• The problem:
The data must be written out once more, precisely as given.
+---+
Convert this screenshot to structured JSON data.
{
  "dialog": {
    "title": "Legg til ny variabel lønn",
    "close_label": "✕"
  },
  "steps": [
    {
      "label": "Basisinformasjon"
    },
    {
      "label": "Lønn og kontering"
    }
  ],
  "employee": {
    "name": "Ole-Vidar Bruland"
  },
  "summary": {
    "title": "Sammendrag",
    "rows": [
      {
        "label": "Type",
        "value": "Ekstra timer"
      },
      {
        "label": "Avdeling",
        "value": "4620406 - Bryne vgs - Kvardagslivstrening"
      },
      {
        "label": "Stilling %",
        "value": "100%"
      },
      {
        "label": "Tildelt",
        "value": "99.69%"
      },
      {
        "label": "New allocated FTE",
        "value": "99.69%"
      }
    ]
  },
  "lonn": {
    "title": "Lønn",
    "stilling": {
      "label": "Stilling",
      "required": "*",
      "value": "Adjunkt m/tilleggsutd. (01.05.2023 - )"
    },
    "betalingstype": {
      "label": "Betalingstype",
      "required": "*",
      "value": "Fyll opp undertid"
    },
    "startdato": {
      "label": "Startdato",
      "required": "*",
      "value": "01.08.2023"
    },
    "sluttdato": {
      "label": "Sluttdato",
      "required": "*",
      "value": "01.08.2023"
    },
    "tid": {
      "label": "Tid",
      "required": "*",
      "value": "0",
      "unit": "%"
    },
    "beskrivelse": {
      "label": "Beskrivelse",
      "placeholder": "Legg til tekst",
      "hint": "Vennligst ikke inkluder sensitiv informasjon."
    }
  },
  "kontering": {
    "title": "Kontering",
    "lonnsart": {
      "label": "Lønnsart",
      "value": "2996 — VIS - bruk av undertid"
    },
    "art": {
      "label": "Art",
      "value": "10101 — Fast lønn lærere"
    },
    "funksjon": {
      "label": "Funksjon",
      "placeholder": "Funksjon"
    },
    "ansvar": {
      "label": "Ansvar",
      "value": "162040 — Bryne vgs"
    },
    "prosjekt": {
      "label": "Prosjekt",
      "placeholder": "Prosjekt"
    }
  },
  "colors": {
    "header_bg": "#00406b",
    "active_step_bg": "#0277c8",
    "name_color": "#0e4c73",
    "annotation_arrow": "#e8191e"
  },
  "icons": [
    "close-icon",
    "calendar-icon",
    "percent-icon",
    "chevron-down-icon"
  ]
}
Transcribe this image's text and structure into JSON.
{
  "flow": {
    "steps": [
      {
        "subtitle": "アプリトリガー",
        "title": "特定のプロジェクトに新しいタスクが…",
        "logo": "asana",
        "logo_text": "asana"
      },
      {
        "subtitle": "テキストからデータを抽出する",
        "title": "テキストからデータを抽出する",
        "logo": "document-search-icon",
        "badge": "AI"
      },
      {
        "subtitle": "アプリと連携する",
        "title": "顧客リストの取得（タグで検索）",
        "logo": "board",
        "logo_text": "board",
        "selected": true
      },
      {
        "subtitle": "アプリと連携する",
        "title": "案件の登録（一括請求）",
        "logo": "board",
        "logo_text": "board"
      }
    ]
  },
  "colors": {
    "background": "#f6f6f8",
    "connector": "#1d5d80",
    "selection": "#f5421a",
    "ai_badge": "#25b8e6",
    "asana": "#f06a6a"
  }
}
+---+
• Result:
Convert this screenshot to structured JSON data.
{
  "dialog": {
    "title": "Legg til ny variabel lønn",
    "close_label": "✕"
  },
  "steps": [
    {
      "label": "Basisinformasjon"
    },
    {
      "label": "Lønn og kontering"
    }
  ],
  "employee": {
    "name": "Ole-Vidar Bruland"
  },
  "summary": {
    "title": "Sammendrag",
    "rows": [
      {
        "label": "Type",
        "value": "Ekstra timer"
      },
      {
        "label": "Avdeling",
        "value": "4620406 - Bryne vgs - Kvardagslivstrening"
      },
      {
        "label": "Stilling %",
        "value": "100%"
      },
      {
        "label": "Tildelt",
        "value": "99.69%"
      },
      {
        "label": "New allocated FTE",
        "value": "99.69%"
      }
    ]
  },
  "lonn": {
    "title": "Lønn",
    "stilling": {
      "label": "Stilling",
      "required": "*",
      "value": "Adjunkt m/tilleggsutd. (01.05.2023 - )"
    },
    "betalingstype": {
      "label": "Betalingstype",
      "required": "*",
      "value": "Fyll opp undertid"
    },
    "startdato": {
      "label": "Startdato",
      "required": "*",
      "value": "01.08.2023"
    },
    "sluttdato": {
      "label": "Sluttdato",
      "required": "*",
      "value": "01.08.2023"
    },
    "tid": {
      "label": "Tid",
      "required": "*",
      "value": "0",
      "unit": "%"
    },
    "beskrivelse": {
      "label": "Beskrivelse",
      "placeholder": "Legg til tekst",
      "hint": "Vennligst ikke inkluder sensitiv informasjon."
    }
  },
  "kontering": {
    "title": "Kontering",
    "lonnsart": {
      "label": "Lønnsart",
      "value": "2996 — VIS - bruk av undertid"
    },
    "art": {
      "label": "Art",
      "value": "10101 — Fast lønn lærere"
    },
    "funksjon": {
      "label": "Funksjon",
      "placeholder": "Funksjon"
    },
    "ansvar": {
      "label": "Ansvar",
      "value": "162040 — Bryne vgs"
    },
    "prosjekt": {
      "label": "Prosjekt",
      "placeholder": "Prosjekt"
    }
  },
  "colors": {
    "header_bg": "#00406b",
    "active_step_bg": "#0277c8",
    "name_color": "#0e4c73",
    "annotation_arrow": "#e8191e"
  },
  "icons": [
    "close-icon",
    "calendar-icon",
    "percent-icon",
    "chevron-down-icon"
  ]
}
Transcribe this image's text and structure into JSON.
{
  "flow": {
    "steps": [
      {
        "subtitle": "アプリトリガー",
        "title": "特定のプロジェクトに新しいタスクが…",
        "logo": "asana",
        "logo_text": "asana"
      },
      {
        "subtitle": "テキストからデータを抽出する",
        "title": "テキストからデータを抽出する",
        "logo": "document-search-icon",
        "badge": "AI"
      },
      {
        "subtitle": "アプリと連携する",
        "title": "顧客リストの取得（タグで検索）",
        "logo": "board",
        "logo_text": "board",
        "selected": true
      },
      {
        "subtitle": "アプリと連携する",
        "title": "案件の登録（一括請求）",
        "logo": "board",
        "logo_text": "board"
      }
    ]
  },
  "colors": {
    "background": "#f6f6f8",
    "connector": "#1d5d80",
    "selection": "#f5421a",
    "ai_badge": "#25b8e6",
    "asana": "#f06a6a"
  }
}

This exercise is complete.